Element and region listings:

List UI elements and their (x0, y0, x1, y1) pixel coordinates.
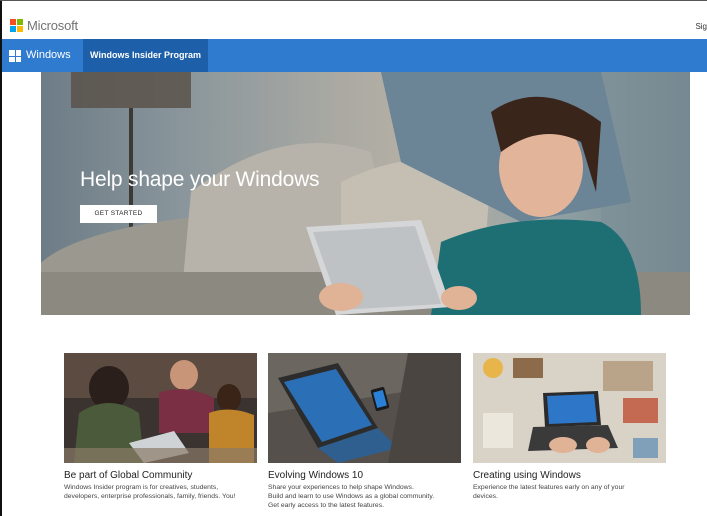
card-desc-line: devices. (473, 493, 498, 501)
main-nav: Windows Windows Insider Program (2, 39, 707, 72)
get-started-button[interactable]: GET STARTED (80, 205, 157, 223)
sign-in-link[interactable]: Sig (695, 22, 707, 31)
card-description: Experience the latest features early on … (473, 483, 678, 501)
hero-photo (41, 72, 690, 315)
hero-title: Help shape your Windows (80, 168, 320, 191)
hero-banner: Help shape your Windows GET STARTED (41, 72, 690, 315)
card-title[interactable]: Be part of Global Community (64, 470, 192, 481)
card-global-community[interactable]: Be part of Global Community Windows Insi… (64, 353, 257, 500)
nav-insider-program-tab[interactable]: Windows Insider Program (83, 39, 208, 72)
card-image-surface[interactable] (268, 353, 461, 463)
site-header: Microsoft Sig (2, 1, 707, 39)
card-desc-line: Share your experiences to help shape Win… (268, 484, 414, 491)
card-title[interactable]: Evolving Windows 10 (268, 470, 363, 481)
card-description: Windows Insider program is for creatives… (64, 483, 269, 501)
card-desc-line: Build and learn to use Windows as a glob… (268, 493, 435, 501)
card-description: Share your experiences to help shape Win… (268, 483, 473, 511)
brand-name[interactable]: Microsoft (27, 18, 78, 33)
card-evolving-windows[interactable]: Evolving Windows 10 Share your experienc… (268, 353, 461, 509)
microsoft-logo-icon[interactable] (10, 19, 24, 33)
card-creating-windows[interactable]: Creating using Windows Experience the la… (473, 353, 666, 500)
windows-logo-icon[interactable] (9, 50, 21, 62)
nav-windows-link[interactable]: Windows (26, 49, 71, 61)
window-edge (0, 0, 2, 516)
card-desc-line: developers, enterprise professionals, fa… (64, 493, 236, 501)
card-title[interactable]: Creating using Windows (473, 470, 581, 481)
card-image-desk[interactable] (473, 353, 666, 463)
card-desc-line: Get early access to the latest features. (268, 502, 384, 510)
card-desc-line: Windows Insider program is for creatives… (64, 484, 219, 491)
card-desc-line: Experience the latest features early on … (473, 484, 625, 491)
card-image-people[interactable] (64, 353, 257, 463)
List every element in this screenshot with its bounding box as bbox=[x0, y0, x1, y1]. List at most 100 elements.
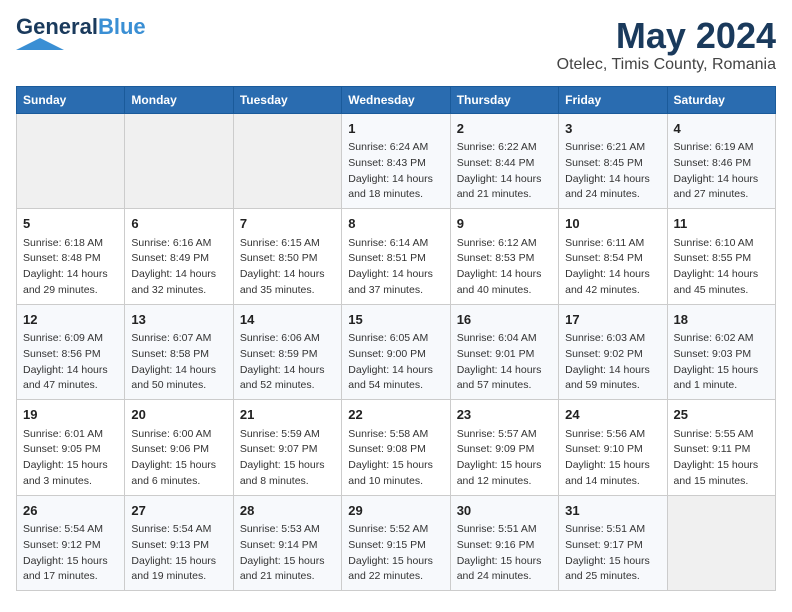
day-info: Sunrise: 6:22 AM Sunset: 8:44 PM Dayligh… bbox=[457, 140, 552, 203]
calendar-cell: 17Sunrise: 6:03 AM Sunset: 9:02 PM Dayli… bbox=[559, 304, 667, 400]
calendar-week-5: 26Sunrise: 5:54 AM Sunset: 9:12 PM Dayli… bbox=[17, 495, 776, 591]
day-info: Sunrise: 5:52 AM Sunset: 9:15 PM Dayligh… bbox=[348, 522, 443, 585]
calendar-week-1: 1Sunrise: 6:24 AM Sunset: 8:43 PM Daylig… bbox=[17, 113, 776, 209]
day-number: 19 bbox=[23, 405, 118, 425]
day-info: Sunrise: 5:58 AM Sunset: 9:08 PM Dayligh… bbox=[348, 427, 443, 490]
calendar-cell: 30Sunrise: 5:51 AM Sunset: 9:16 PM Dayli… bbox=[450, 495, 558, 591]
calendar-week-3: 12Sunrise: 6:09 AM Sunset: 8:56 PM Dayli… bbox=[17, 304, 776, 400]
calendar-cell: 6Sunrise: 6:16 AM Sunset: 8:49 PM Daylig… bbox=[125, 209, 233, 305]
day-number: 27 bbox=[131, 501, 226, 521]
calendar-cell: 28Sunrise: 5:53 AM Sunset: 9:14 PM Dayli… bbox=[233, 495, 341, 591]
calendar-cell: 2Sunrise: 6:22 AM Sunset: 8:44 PM Daylig… bbox=[450, 113, 558, 209]
header-sunday: Sunday bbox=[17, 86, 125, 113]
day-info: Sunrise: 6:07 AM Sunset: 8:58 PM Dayligh… bbox=[131, 331, 226, 394]
day-number: 3 bbox=[565, 119, 660, 139]
header-thursday: Thursday bbox=[450, 86, 558, 113]
title-block: May 2024 Otelec, Timis County, Romania bbox=[557, 16, 776, 74]
day-info: Sunrise: 5:54 AM Sunset: 9:13 PM Dayligh… bbox=[131, 522, 226, 585]
calendar-cell: 19Sunrise: 6:01 AM Sunset: 9:05 PM Dayli… bbox=[17, 400, 125, 496]
day-number: 5 bbox=[23, 214, 118, 234]
day-number: 11 bbox=[674, 214, 769, 234]
calendar-header-row: SundayMondayTuesdayWednesdayThursdayFrid… bbox=[17, 86, 776, 113]
day-number: 25 bbox=[674, 405, 769, 425]
day-number: 13 bbox=[131, 310, 226, 330]
calendar-cell: 14Sunrise: 6:06 AM Sunset: 8:59 PM Dayli… bbox=[233, 304, 341, 400]
day-info: Sunrise: 6:16 AM Sunset: 8:49 PM Dayligh… bbox=[131, 236, 226, 299]
day-info: Sunrise: 5:54 AM Sunset: 9:12 PM Dayligh… bbox=[23, 522, 118, 585]
day-info: Sunrise: 6:12 AM Sunset: 8:53 PM Dayligh… bbox=[457, 236, 552, 299]
day-number: 6 bbox=[131, 214, 226, 234]
day-info: Sunrise: 6:18 AM Sunset: 8:48 PM Dayligh… bbox=[23, 236, 118, 299]
calendar-cell bbox=[17, 113, 125, 209]
header-friday: Friday bbox=[559, 86, 667, 113]
calendar-cell: 31Sunrise: 5:51 AM Sunset: 9:17 PM Dayli… bbox=[559, 495, 667, 591]
calendar-cell: 3Sunrise: 6:21 AM Sunset: 8:45 PM Daylig… bbox=[559, 113, 667, 209]
day-info: Sunrise: 5:53 AM Sunset: 9:14 PM Dayligh… bbox=[240, 522, 335, 585]
day-info: Sunrise: 6:11 AM Sunset: 8:54 PM Dayligh… bbox=[565, 236, 660, 299]
day-number: 24 bbox=[565, 405, 660, 425]
calendar-cell: 4Sunrise: 6:19 AM Sunset: 8:46 PM Daylig… bbox=[667, 113, 775, 209]
calendar-location: Otelec, Timis County, Romania bbox=[557, 56, 776, 74]
calendar-cell: 29Sunrise: 5:52 AM Sunset: 9:15 PM Dayli… bbox=[342, 495, 450, 591]
day-number: 20 bbox=[131, 405, 226, 425]
day-number: 14 bbox=[240, 310, 335, 330]
calendar-cell bbox=[233, 113, 341, 209]
day-info: Sunrise: 6:19 AM Sunset: 8:46 PM Dayligh… bbox=[674, 140, 769, 203]
day-number: 21 bbox=[240, 405, 335, 425]
calendar-cell: 23Sunrise: 5:57 AM Sunset: 9:09 PM Dayli… bbox=[450, 400, 558, 496]
header-tuesday: Tuesday bbox=[233, 86, 341, 113]
calendar-week-4: 19Sunrise: 6:01 AM Sunset: 9:05 PM Dayli… bbox=[17, 400, 776, 496]
day-info: Sunrise: 6:24 AM Sunset: 8:43 PM Dayligh… bbox=[348, 140, 443, 203]
day-info: Sunrise: 5:57 AM Sunset: 9:09 PM Dayligh… bbox=[457, 427, 552, 490]
day-info: Sunrise: 6:05 AM Sunset: 9:00 PM Dayligh… bbox=[348, 331, 443, 394]
day-number: 16 bbox=[457, 310, 552, 330]
header-wednesday: Wednesday bbox=[342, 86, 450, 113]
day-number: 7 bbox=[240, 214, 335, 234]
calendar-cell: 13Sunrise: 6:07 AM Sunset: 8:58 PM Dayli… bbox=[125, 304, 233, 400]
day-info: Sunrise: 6:01 AM Sunset: 9:05 PM Dayligh… bbox=[23, 427, 118, 490]
logo: GeneralBlue bbox=[16, 16, 146, 50]
calendar-cell: 21Sunrise: 5:59 AM Sunset: 9:07 PM Dayli… bbox=[233, 400, 341, 496]
calendar-cell: 27Sunrise: 5:54 AM Sunset: 9:13 PM Dayli… bbox=[125, 495, 233, 591]
calendar-table: SundayMondayTuesdayWednesdayThursdayFrid… bbox=[16, 86, 776, 592]
calendar-cell: 10Sunrise: 6:11 AM Sunset: 8:54 PM Dayli… bbox=[559, 209, 667, 305]
day-number: 2 bbox=[457, 119, 552, 139]
calendar-cell: 26Sunrise: 5:54 AM Sunset: 9:12 PM Dayli… bbox=[17, 495, 125, 591]
day-number: 10 bbox=[565, 214, 660, 234]
logo-text: GeneralBlue bbox=[16, 16, 146, 38]
day-number: 12 bbox=[23, 310, 118, 330]
calendar-cell bbox=[125, 113, 233, 209]
calendar-cell: 12Sunrise: 6:09 AM Sunset: 8:56 PM Dayli… bbox=[17, 304, 125, 400]
day-number: 1 bbox=[348, 119, 443, 139]
calendar-week-2: 5Sunrise: 6:18 AM Sunset: 8:48 PM Daylig… bbox=[17, 209, 776, 305]
day-number: 8 bbox=[348, 214, 443, 234]
header-monday: Monday bbox=[125, 86, 233, 113]
calendar-cell: 7Sunrise: 6:15 AM Sunset: 8:50 PM Daylig… bbox=[233, 209, 341, 305]
day-info: Sunrise: 6:14 AM Sunset: 8:51 PM Dayligh… bbox=[348, 236, 443, 299]
calendar-cell: 9Sunrise: 6:12 AM Sunset: 8:53 PM Daylig… bbox=[450, 209, 558, 305]
day-number: 26 bbox=[23, 501, 118, 521]
calendar-cell: 11Sunrise: 6:10 AM Sunset: 8:55 PM Dayli… bbox=[667, 209, 775, 305]
day-info: Sunrise: 5:51 AM Sunset: 9:17 PM Dayligh… bbox=[565, 522, 660, 585]
day-info: Sunrise: 6:03 AM Sunset: 9:02 PM Dayligh… bbox=[565, 331, 660, 394]
calendar-cell bbox=[667, 495, 775, 591]
day-number: 9 bbox=[457, 214, 552, 234]
calendar-cell: 18Sunrise: 6:02 AM Sunset: 9:03 PM Dayli… bbox=[667, 304, 775, 400]
calendar-cell: 5Sunrise: 6:18 AM Sunset: 8:48 PM Daylig… bbox=[17, 209, 125, 305]
calendar-cell: 8Sunrise: 6:14 AM Sunset: 8:51 PM Daylig… bbox=[342, 209, 450, 305]
header-saturday: Saturday bbox=[667, 86, 775, 113]
page-header: GeneralBlue May 2024 Otelec, Timis Count… bbox=[16, 16, 776, 74]
day-info: Sunrise: 5:55 AM Sunset: 9:11 PM Dayligh… bbox=[674, 427, 769, 490]
day-number: 18 bbox=[674, 310, 769, 330]
day-info: Sunrise: 5:56 AM Sunset: 9:10 PM Dayligh… bbox=[565, 427, 660, 490]
day-info: Sunrise: 6:00 AM Sunset: 9:06 PM Dayligh… bbox=[131, 427, 226, 490]
calendar-cell: 20Sunrise: 6:00 AM Sunset: 9:06 PM Dayli… bbox=[125, 400, 233, 496]
calendar-cell: 15Sunrise: 6:05 AM Sunset: 9:00 PM Dayli… bbox=[342, 304, 450, 400]
day-info: Sunrise: 5:51 AM Sunset: 9:16 PM Dayligh… bbox=[457, 522, 552, 585]
day-info: Sunrise: 6:21 AM Sunset: 8:45 PM Dayligh… bbox=[565, 140, 660, 203]
calendar-cell: 16Sunrise: 6:04 AM Sunset: 9:01 PM Dayli… bbox=[450, 304, 558, 400]
day-number: 15 bbox=[348, 310, 443, 330]
day-number: 22 bbox=[348, 405, 443, 425]
day-number: 23 bbox=[457, 405, 552, 425]
calendar-cell: 25Sunrise: 5:55 AM Sunset: 9:11 PM Dayli… bbox=[667, 400, 775, 496]
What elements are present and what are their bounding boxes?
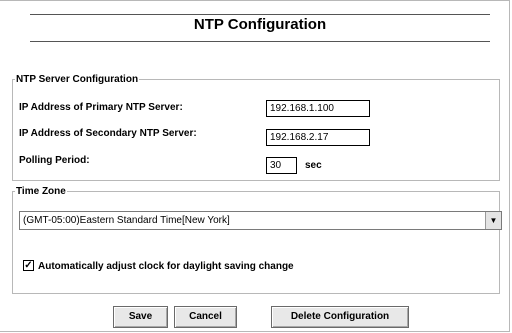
- dst-checkbox[interactable]: ✓: [23, 260, 34, 271]
- save-button[interactable]: Save: [113, 306, 168, 328]
- time-zone-select[interactable]: (GMT-05:00)Eastern Standard Time[New Yor…: [19, 211, 502, 230]
- time-zone-section: Time Zone: [12, 186, 500, 294]
- cancel-button[interactable]: Cancel: [174, 306, 237, 328]
- page-header: NTP Configuration: [30, 14, 490, 42]
- chevron-down-icon[interactable]: ▼: [485, 212, 501, 229]
- polling-period-input[interactable]: 30: [266, 157, 297, 174]
- ntp-server-legend: NTP Server Configuration: [16, 74, 139, 85]
- secondary-ntp-input[interactable]: 192.168.2.17: [266, 129, 370, 146]
- polling-unit: sec: [305, 160, 322, 171]
- secondary-ntp-label: IP Address of Secondary NTP Server:: [19, 128, 197, 139]
- dst-label: Automatically adjust clock for daylight …: [38, 261, 294, 272]
- checkmark-icon: ✓: [24, 260, 33, 271]
- time-zone-selected: (GMT-05:00)Eastern Standard Time[New Yor…: [23, 215, 230, 226]
- primary-ntp-input[interactable]: 192.168.1.100: [266, 100, 370, 117]
- time-zone-legend: Time Zone: [16, 186, 66, 197]
- page-title: NTP Configuration: [193, 16, 327, 33]
- polling-period-label: Polling Period:: [19, 155, 90, 166]
- delete-configuration-button[interactable]: Delete Configuration: [271, 306, 409, 328]
- primary-ntp-label: IP Address of Primary NTP Server:: [19, 102, 183, 113]
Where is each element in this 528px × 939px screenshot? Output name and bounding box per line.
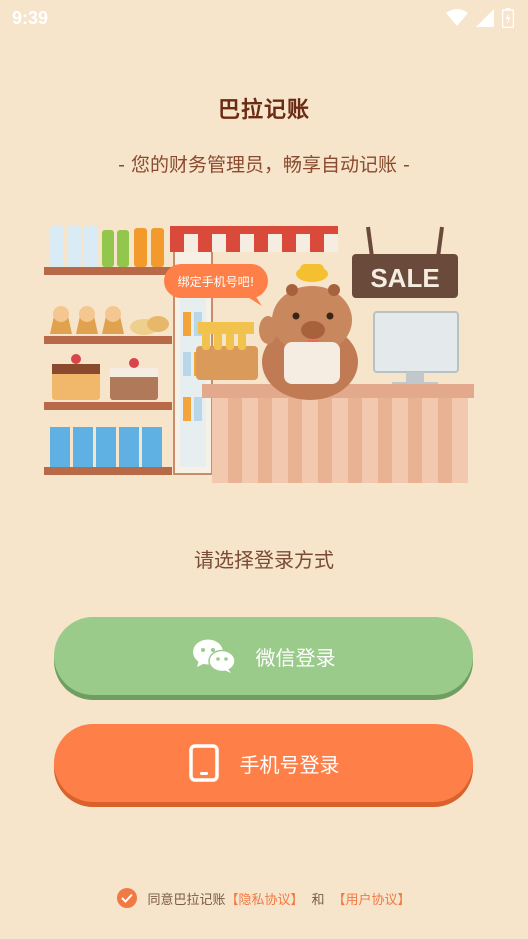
- status-bar: 9:39: [0, 0, 528, 36]
- sale-sign: SALE: [352, 226, 458, 298]
- user-agreement-link[interactable]: 【用户协议】: [333, 889, 411, 908]
- status-icons: [446, 8, 514, 28]
- sale-text: SALE: [370, 263, 439, 293]
- agreement-row: 同意巴拉记账 【隐私协议】 和 【用户协议】: [0, 888, 528, 908]
- agreement-and: 和: [311, 892, 325, 908]
- wifi-icon: [446, 9, 468, 26]
- privacy-agreement-link[interactable]: 【隐私协议】: [225, 889, 303, 908]
- status-time: 9:39: [12, 7, 49, 28]
- agreement-prefix: 同意巴拉记账: [147, 892, 226, 908]
- counter: [202, 384, 474, 483]
- wechat-icon: [192, 638, 236, 674]
- speech-bubble-text: 绑定手机号吧!: [178, 274, 255, 289]
- app-subtitle: - 您的财务管理员，畅享自动记账 -: [118, 154, 410, 176]
- wechat-login-label: 微信登录: [255, 645, 336, 670]
- check-icon[interactable]: [117, 888, 138, 908]
- wechat-login-button[interactable]: 微信登录: [54, 617, 473, 695]
- awning: [170, 226, 338, 252]
- shelf-unit: [44, 226, 172, 475]
- phone-login-button[interactable]: 手机号登录: [54, 724, 473, 802]
- store-illustration: SALE 绑定手机号吧!: [44, 226, 474, 483]
- signal-icon: [476, 9, 494, 27]
- phone-icon: [188, 744, 220, 782]
- monitor: [373, 311, 459, 387]
- capybara-mascot: [259, 264, 358, 400]
- phone-login-label: 手机号登录: [239, 752, 340, 777]
- app-title: 巴拉记账: [217, 98, 310, 123]
- login-prompt: 请选择登录方式: [194, 548, 334, 572]
- bread-basket: [196, 322, 258, 380]
- battery-icon: [502, 8, 514, 28]
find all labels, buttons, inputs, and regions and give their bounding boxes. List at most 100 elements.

*WHAT THE EXERCISE ASKS*
Copy out, unchanged, the part of the records that begins with the line containing "day-info: Sunrise: 6:22" and ends with the line containing "day-info: Sunrise: 5:54 AM Sunset: 9:13", including both of those lines.

*TASK RESPONSE*
day-info: Sunrise: 6:22 AM Sunset: 8:44 PM Dayligh… bbox=[457, 140, 552, 203]
calendar-cell: 17Sunrise: 6:03 AM Sunset: 9:02 PM Dayli… bbox=[559, 304, 667, 400]
calendar-week-5: 26Sunrise: 5:54 AM Sunset: 9:12 PM Dayli… bbox=[17, 495, 776, 591]
day-info: Sunrise: 5:52 AM Sunset: 9:15 PM Dayligh… bbox=[348, 522, 443, 585]
calendar-week-1: 1Sunrise: 6:24 AM Sunset: 8:43 PM Daylig… bbox=[17, 113, 776, 209]
day-number: 19 bbox=[23, 405, 118, 425]
day-info: Sunrise: 5:58 AM Sunset: 9:08 PM Dayligh… bbox=[348, 427, 443, 490]
calendar-cell: 30Sunrise: 5:51 AM Sunset: 9:16 PM Dayli… bbox=[450, 495, 558, 591]
calendar-week-3: 12Sunrise: 6:09 AM Sunset: 8:56 PM Dayli… bbox=[17, 304, 776, 400]
calendar-cell: 6Sunrise: 6:16 AM Sunset: 8:49 PM Daylig… bbox=[125, 209, 233, 305]
day-number: 27 bbox=[131, 501, 226, 521]
calendar-cell: 28Sunrise: 5:53 AM Sunset: 9:14 PM Dayli… bbox=[233, 495, 341, 591]
calendar-cell: 2Sunrise: 6:22 AM Sunset: 8:44 PM Daylig… bbox=[450, 113, 558, 209]
header-sunday: Sunday bbox=[17, 86, 125, 113]
day-info: Sunrise: 6:07 AM Sunset: 8:58 PM Dayligh… bbox=[131, 331, 226, 394]
day-number: 3 bbox=[565, 119, 660, 139]
header-thursday: Thursday bbox=[450, 86, 558, 113]
title-block: May 2024 Otelec, Timis County, Romania bbox=[557, 16, 776, 74]
day-info: Sunrise: 5:54 AM Sunset: 9:13 PM Dayligh… bbox=[131, 522, 226, 585]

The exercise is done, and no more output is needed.